AIM OF THE TASK.
Reproduce all entries precisely as they are written.

[Records]

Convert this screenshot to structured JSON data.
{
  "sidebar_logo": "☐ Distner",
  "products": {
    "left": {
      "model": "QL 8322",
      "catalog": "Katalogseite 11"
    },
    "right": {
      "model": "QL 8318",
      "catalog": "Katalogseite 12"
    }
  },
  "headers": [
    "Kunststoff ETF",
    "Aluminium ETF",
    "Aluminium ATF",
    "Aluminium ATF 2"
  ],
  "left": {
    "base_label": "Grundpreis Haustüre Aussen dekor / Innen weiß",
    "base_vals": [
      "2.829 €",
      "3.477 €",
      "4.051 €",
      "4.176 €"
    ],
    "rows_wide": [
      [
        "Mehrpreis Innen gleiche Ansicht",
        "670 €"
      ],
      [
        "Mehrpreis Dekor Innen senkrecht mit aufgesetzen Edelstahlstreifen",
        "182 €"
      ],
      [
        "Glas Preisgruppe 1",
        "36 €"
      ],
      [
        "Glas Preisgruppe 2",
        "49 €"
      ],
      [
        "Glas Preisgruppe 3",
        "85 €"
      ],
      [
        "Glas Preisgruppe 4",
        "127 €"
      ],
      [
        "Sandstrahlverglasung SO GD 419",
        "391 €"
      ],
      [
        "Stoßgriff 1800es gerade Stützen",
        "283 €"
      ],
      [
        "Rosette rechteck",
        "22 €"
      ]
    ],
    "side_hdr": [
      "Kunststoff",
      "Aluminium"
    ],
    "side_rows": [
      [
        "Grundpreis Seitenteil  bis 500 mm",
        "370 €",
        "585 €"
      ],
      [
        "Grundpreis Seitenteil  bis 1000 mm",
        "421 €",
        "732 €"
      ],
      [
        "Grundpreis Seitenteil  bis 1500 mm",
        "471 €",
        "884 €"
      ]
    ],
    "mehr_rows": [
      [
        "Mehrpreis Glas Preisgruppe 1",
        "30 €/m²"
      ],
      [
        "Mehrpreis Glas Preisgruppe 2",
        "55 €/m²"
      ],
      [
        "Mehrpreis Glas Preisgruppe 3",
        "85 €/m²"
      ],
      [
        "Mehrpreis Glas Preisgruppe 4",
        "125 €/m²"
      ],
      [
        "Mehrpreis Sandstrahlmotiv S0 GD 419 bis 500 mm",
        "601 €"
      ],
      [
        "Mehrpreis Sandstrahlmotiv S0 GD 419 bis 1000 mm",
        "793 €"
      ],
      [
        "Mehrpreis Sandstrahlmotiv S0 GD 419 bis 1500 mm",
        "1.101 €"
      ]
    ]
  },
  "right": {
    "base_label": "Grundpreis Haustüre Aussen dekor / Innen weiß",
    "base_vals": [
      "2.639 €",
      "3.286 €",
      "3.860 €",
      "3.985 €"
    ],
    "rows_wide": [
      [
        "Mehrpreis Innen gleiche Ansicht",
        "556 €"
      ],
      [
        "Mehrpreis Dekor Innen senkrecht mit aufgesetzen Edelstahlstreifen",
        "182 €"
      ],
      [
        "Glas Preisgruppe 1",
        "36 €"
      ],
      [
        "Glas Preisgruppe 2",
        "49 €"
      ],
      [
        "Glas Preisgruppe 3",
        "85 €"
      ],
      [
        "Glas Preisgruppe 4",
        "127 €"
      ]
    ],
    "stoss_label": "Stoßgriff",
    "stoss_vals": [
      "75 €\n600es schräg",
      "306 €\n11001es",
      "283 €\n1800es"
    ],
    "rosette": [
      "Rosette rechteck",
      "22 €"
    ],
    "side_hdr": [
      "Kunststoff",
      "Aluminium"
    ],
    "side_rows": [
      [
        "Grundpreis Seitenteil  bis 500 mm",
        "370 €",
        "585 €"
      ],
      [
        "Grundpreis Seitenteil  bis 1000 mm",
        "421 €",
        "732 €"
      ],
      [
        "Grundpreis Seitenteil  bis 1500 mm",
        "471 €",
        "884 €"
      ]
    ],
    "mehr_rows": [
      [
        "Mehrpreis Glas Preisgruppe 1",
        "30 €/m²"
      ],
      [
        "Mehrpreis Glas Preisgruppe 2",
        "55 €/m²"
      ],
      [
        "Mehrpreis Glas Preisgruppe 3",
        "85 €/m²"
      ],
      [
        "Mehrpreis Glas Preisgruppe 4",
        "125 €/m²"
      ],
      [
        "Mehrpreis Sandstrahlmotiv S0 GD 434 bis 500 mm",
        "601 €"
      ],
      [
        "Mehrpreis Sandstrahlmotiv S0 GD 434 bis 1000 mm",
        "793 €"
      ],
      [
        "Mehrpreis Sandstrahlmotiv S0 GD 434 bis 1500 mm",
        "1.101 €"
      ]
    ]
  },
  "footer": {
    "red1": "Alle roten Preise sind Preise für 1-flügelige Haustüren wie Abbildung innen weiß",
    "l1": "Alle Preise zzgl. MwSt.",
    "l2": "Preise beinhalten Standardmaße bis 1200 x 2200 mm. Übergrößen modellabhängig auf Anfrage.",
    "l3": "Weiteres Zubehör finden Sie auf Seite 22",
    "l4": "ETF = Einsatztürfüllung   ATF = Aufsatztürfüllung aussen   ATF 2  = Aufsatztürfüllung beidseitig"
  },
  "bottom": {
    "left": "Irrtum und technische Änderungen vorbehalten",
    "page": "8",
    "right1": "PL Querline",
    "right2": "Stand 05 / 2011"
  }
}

SOLUTION FOR THIS TASK.
Convert this screenshot to structured JSON data.
{
  "sidebar_logo": "☐ Distner",
  "products": {
    "left": {
      "model": "QL 8322",
      "catalog": "Katalogseite 11"
    },
    "right": {
      "model": "QL 8318",
      "catalog": "Katalogseite 12"
    }
  },
  "headers": [
    "Kunststoff ETF",
    "Aluminium ETF",
    "Aluminium ATF",
    "Aluminium ATF 2"
  ],
  "left": {
    "base_label": "Grundpreis Haustüre Aussen dekor / Innen weiß",
    "base_vals": [
      "2.829 €",
      "3.477 €",
      "4.051 €",
      "4.176 €"
    ],
    "rows_wide": [
      [
        "Mehrpreis Innen gleiche Ansicht",
        "670 €"
      ],
      [
        "Mehrpreis Dekor Innen senkrecht mit aufgesetzen Edelstahlstreifen",
        "182 €"
      ],
      [
        "Glas Preisgruppe 1",
        "36 €"
      ],
      [
        "Glas Preisgruppe 2",
        "49 €"
      ],
      [
        "Glas Preisgruppe 3",
        "85 €"
      ],
      [
        "Glas Preisgruppe 4",
        "127 €"
      ],
      [
        "Sandstrahlverglasung SO GD 419",
        "391 €"
      ],
      [
        "Stoßgriff 1800es gerade Stützen",
        "283 €"
      ],
      [
        "Rosette rechteck",
        "22 €"
      ]
    ],
    "side_hdr": [
      "Kunststoff",
      "Aluminium"
    ],
    "side_rows": [
      [
        "Grundpreis Seitenteil  bis 500 mm",
        "370 €",
        "585 €"
      ],
      [
        "Grundpreis Seitenteil  bis 1000 mm",
        "421 €",
        "732 €"
      ],
      [
        "Grundpreis Seitenteil  bis 1500 mm",
        "471 €",
        "884 €"
      ]
    ],
    "mehr_rows": [
      [
        "Mehrpreis Glas Preisgruppe 1",
        "30 €/m²"
      ],
      [
        "Mehrpreis Glas Preisgruppe 2",
        "55 €/m²"
      ],
      [
        "Mehrpreis Glas Preisgruppe 3",
        "85 €/m²"
      ],
      [
        "Mehrpreis Glas Preisgruppe 4",
        "125 €/m²"
      ],
      [
        "Mehrpreis Sandstrahlmotiv S0 GD 419 bis 500 mm",
        "601 €"
      ],
      [
        "Mehrpreis Sandstrahlmotiv S0 GD 419 bis 1000 mm",
        "793 €"
      ],
      [
        "Mehrpreis Sandstrahlmotiv S0 GD 419 bis 1500 mm",
        "1.101 €"
      ]
    ]
  },
  "right": {
    "base_label": "Grundpreis Haustüre Aussen dekor / Innen weiß",
    "base_vals": [
      "2.639 €",
      "3.286 €",
      "3.860 €",
      "3.985 €"
    ],
    "rows_wide": [
      [
        "Mehrpreis Innen gleiche Ansicht",
        "556 €"
      ],
      [
        "Mehrpreis Dekor Innen senkrecht mit aufgesetzen Edelstahlstreifen",
        "182 €"
      ],
      [
        "Glas Preisgruppe 1",
        "36 €"
      ],
      [
        "Glas Preisgruppe 2",
        "49 €"
      ],
      [
        "Glas Preisgruppe 3",
        "85 €"
      ],
      [
        "Glas Preisgruppe 4",
        "127 €"
      ]
    ],
    "stoss_label": "Stoßgriff",
    "stoss_vals": [
      "75 €\n600es schräg",
      "306 €\n11001es",
      "283 €\n1800es"
    ],
    "rosette": [
      "Rosette rechteck",
      "22 €"
    ],
    "side_hdr": [
      "Kunststoff",
      "Aluminium"
    ],
    "side_rows": [
      [
        "Grundpreis Seitenteil  bis 500 mm",
        "370 €",
        "585 €"
      ],
      [
        "Grundpreis Seitenteil  bis 1000 mm",
        "421 €",
        "732 €"
      ],
      [
        "Grundpreis Seitenteil  bis 1500 mm",
        "471 €",
        "884 €"
      ]
    ],
    "mehr_rows": [
      [
        "Mehrpreis Glas Preisgruppe 1",
        "30 €/m²"
      ],
      [
        "Mehrpreis Glas Preisgruppe 2",
        "55 €/m²"
      ],
      [
        "Mehrpreis Glas Preisgruppe 3",
        "85 €/m²"
      ],
      [
        "Mehrpreis Glas Preisgruppe 4",
        "125 €/m²"
      ],
      [
        "Mehrpreis Sandstrahlmotiv S0 GD 434 bis 500 mm",
        "601 €"
      ],
      [
        "Mehrpreis Sandstrahlmotiv S0 GD 434 bis 1000 mm",
        "793 €"
      ],
      [
        "Mehrpreis Sandstrahlmotiv S0 GD 434 bis 1500 mm",
        "1.101 €"
      ]
    ]
  },
  "footer": {
    "red1": "Alle roten Preise sind Preise für 1-flügelige Haustüren wie Abbildung innen weiß",
    "l1": "Alle Preise zzgl. MwSt.",
    "l2": "Preise beinhalten Standardmaße bis 1200 x 2200 mm. Übergrößen modellabhängig auf Anfrage.",
    "l3": "Weiteres Zubehör finden Sie auf Seite 22",
    "l4": "ETF = Einsatztürfüllung   ATF = Aufsatztürfüllung aussen   ATF 2  = Aufsatztürfüllung beidseitig"
  },
  "bottom": {
    "left": "Irrtum und technische Änderungen vorbehalten",
    "page": "8",
    "right1": "PL Querline",
    "right2": "Stand 05 / 2011"
  }
}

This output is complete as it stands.